▸ GIVEN INSTRUCTION
Search the records for the word "this" and report each line that has it.

------ EXCERPTED DATA

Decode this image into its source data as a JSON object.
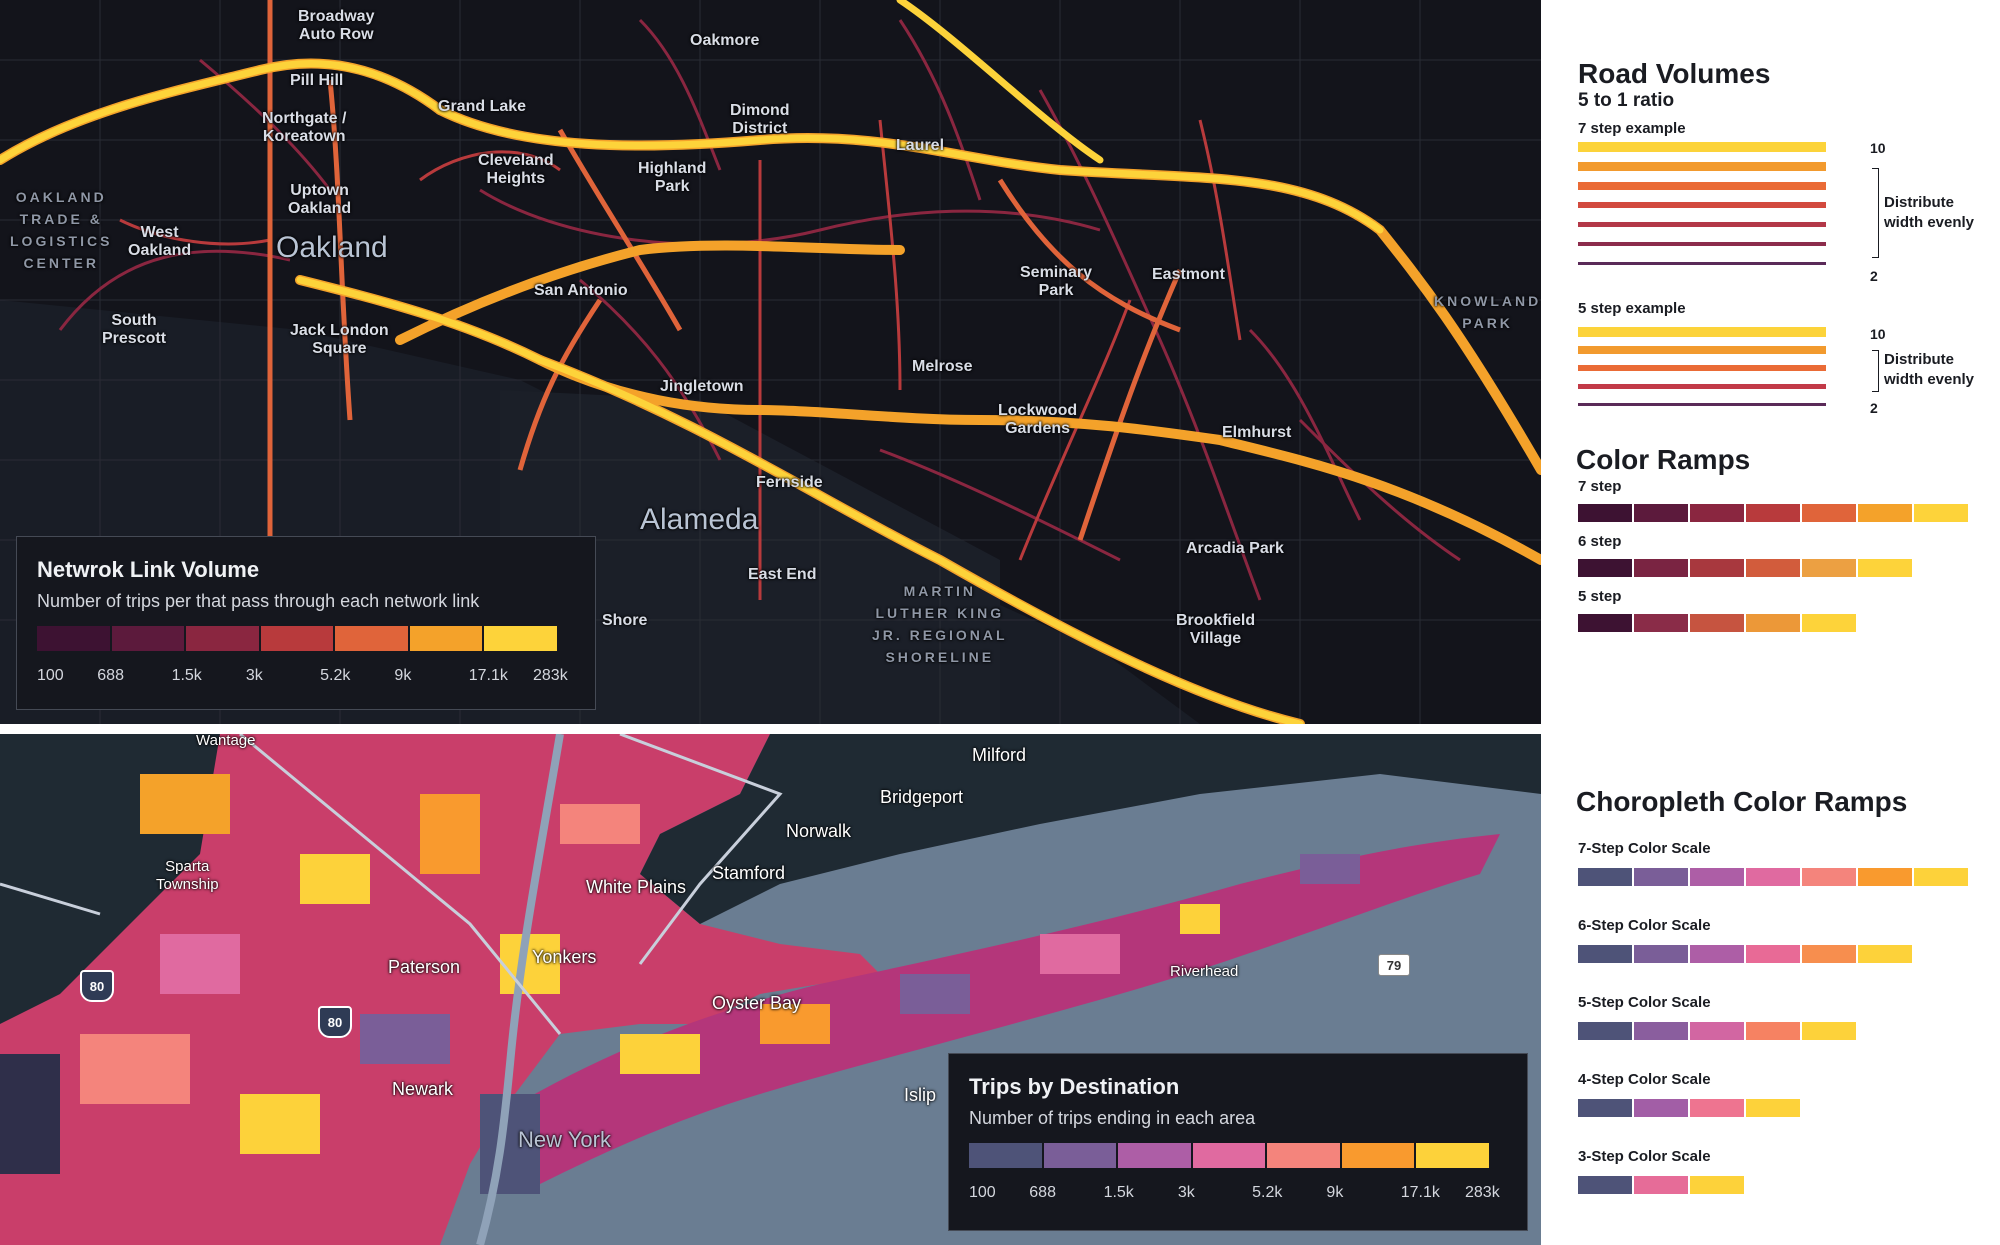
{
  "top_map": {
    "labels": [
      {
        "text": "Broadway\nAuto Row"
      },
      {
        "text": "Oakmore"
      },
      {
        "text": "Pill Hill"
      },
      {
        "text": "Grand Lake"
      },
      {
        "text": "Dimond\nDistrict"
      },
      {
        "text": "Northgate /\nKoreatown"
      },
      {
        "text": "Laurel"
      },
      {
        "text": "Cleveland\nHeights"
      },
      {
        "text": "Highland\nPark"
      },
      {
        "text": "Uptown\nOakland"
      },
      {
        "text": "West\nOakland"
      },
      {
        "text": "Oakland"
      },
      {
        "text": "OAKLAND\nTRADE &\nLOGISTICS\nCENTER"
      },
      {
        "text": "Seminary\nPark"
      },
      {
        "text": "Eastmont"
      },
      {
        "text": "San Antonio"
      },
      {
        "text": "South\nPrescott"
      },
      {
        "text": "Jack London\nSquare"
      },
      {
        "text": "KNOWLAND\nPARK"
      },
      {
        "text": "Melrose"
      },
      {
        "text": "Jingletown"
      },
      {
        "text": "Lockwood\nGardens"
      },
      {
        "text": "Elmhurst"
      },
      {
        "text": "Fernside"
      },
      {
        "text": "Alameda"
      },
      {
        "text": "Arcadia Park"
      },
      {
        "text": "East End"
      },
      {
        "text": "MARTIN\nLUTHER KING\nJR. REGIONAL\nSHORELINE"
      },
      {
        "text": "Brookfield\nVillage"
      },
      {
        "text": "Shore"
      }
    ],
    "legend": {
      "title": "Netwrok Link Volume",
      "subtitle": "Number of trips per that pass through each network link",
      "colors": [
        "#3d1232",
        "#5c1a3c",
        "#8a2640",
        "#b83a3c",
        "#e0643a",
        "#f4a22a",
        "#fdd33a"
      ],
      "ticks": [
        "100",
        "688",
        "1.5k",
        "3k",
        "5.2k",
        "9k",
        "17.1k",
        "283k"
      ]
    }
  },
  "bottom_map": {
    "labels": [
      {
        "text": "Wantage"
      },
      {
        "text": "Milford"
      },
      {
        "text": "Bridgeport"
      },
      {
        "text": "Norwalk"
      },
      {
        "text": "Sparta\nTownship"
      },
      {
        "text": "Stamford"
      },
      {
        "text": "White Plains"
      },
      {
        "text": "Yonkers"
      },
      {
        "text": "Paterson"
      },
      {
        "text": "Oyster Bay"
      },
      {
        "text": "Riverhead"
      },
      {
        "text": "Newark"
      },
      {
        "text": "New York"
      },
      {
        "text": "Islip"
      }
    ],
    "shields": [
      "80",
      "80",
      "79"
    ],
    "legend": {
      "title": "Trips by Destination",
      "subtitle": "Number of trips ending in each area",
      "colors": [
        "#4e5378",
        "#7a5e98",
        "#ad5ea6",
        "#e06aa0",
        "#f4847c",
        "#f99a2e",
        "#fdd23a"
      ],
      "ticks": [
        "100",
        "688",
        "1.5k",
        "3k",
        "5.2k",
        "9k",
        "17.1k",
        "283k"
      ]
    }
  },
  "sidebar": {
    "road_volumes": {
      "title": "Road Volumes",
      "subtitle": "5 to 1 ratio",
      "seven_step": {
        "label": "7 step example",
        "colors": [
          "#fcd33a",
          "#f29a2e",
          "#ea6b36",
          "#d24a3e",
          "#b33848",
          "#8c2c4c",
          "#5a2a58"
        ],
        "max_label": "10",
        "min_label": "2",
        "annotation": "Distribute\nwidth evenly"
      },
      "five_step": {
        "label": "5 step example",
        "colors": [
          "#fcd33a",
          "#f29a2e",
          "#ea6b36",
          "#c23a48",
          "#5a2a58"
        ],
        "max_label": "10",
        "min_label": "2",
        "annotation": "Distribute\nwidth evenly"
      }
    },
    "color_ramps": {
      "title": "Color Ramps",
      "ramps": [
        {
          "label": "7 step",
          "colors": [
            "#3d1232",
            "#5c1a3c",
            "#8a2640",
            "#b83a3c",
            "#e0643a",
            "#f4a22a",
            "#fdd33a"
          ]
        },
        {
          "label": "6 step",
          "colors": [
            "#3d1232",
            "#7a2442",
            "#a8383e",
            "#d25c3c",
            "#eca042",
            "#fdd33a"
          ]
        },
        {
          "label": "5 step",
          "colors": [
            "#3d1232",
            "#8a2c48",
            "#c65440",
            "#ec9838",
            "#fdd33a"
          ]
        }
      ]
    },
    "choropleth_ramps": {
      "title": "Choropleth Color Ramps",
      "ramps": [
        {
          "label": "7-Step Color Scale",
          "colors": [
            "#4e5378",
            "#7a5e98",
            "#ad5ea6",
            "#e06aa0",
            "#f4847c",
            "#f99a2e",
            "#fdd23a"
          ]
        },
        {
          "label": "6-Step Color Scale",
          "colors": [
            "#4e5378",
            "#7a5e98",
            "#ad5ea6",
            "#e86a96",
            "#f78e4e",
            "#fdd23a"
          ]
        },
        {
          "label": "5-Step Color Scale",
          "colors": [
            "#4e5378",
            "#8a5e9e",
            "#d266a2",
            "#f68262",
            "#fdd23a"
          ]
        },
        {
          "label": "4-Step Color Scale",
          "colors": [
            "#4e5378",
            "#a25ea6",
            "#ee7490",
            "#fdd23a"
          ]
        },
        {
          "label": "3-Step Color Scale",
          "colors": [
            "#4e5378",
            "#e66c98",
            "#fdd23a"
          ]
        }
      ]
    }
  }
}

------------
------ EXCERPTED DATA

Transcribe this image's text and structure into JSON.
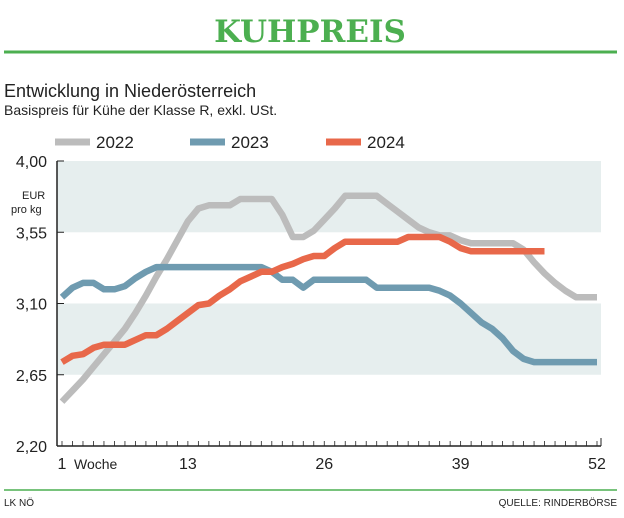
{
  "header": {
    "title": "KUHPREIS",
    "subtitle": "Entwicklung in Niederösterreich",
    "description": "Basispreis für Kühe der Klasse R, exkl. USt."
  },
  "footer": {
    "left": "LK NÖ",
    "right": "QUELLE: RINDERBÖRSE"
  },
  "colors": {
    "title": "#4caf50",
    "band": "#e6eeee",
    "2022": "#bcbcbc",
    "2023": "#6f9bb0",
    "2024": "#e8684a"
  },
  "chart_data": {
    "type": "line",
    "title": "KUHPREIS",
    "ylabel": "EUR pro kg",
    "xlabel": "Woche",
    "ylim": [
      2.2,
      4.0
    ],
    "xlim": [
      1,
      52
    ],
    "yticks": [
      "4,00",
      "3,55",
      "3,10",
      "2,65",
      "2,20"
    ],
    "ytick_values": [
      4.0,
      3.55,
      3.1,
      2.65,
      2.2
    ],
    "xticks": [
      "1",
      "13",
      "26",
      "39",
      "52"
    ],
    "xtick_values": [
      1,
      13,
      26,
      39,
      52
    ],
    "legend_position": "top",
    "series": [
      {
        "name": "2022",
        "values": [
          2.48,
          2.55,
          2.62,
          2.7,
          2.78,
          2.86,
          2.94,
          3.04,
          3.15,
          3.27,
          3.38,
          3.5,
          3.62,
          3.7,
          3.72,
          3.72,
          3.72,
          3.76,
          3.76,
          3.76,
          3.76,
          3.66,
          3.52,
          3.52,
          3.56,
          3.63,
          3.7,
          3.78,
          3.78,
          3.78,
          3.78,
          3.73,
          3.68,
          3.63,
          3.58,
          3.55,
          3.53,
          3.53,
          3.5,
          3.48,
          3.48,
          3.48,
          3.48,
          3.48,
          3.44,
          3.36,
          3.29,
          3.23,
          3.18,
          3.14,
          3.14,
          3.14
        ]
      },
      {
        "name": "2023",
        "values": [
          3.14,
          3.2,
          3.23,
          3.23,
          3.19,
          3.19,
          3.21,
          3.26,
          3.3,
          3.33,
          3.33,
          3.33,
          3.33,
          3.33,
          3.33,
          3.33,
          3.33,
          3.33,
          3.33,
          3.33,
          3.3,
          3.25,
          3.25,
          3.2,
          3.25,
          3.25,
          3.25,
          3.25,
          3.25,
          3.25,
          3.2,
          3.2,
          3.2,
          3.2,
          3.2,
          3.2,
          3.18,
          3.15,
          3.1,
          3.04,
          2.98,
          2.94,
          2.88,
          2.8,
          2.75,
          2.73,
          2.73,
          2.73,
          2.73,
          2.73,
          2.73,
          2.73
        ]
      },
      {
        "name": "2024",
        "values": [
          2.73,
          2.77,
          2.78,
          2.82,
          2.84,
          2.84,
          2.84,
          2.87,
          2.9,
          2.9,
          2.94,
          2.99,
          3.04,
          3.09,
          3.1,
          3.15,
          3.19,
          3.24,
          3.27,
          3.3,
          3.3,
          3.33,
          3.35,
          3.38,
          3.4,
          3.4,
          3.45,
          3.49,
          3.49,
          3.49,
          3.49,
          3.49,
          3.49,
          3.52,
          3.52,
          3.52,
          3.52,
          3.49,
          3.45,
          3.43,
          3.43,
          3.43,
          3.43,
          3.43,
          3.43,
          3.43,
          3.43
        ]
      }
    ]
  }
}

------------

▸ RESPONSE TO THE TASK
Decode this image into its source data as a JSON object.
Transcribe this image's text and structure into JSON.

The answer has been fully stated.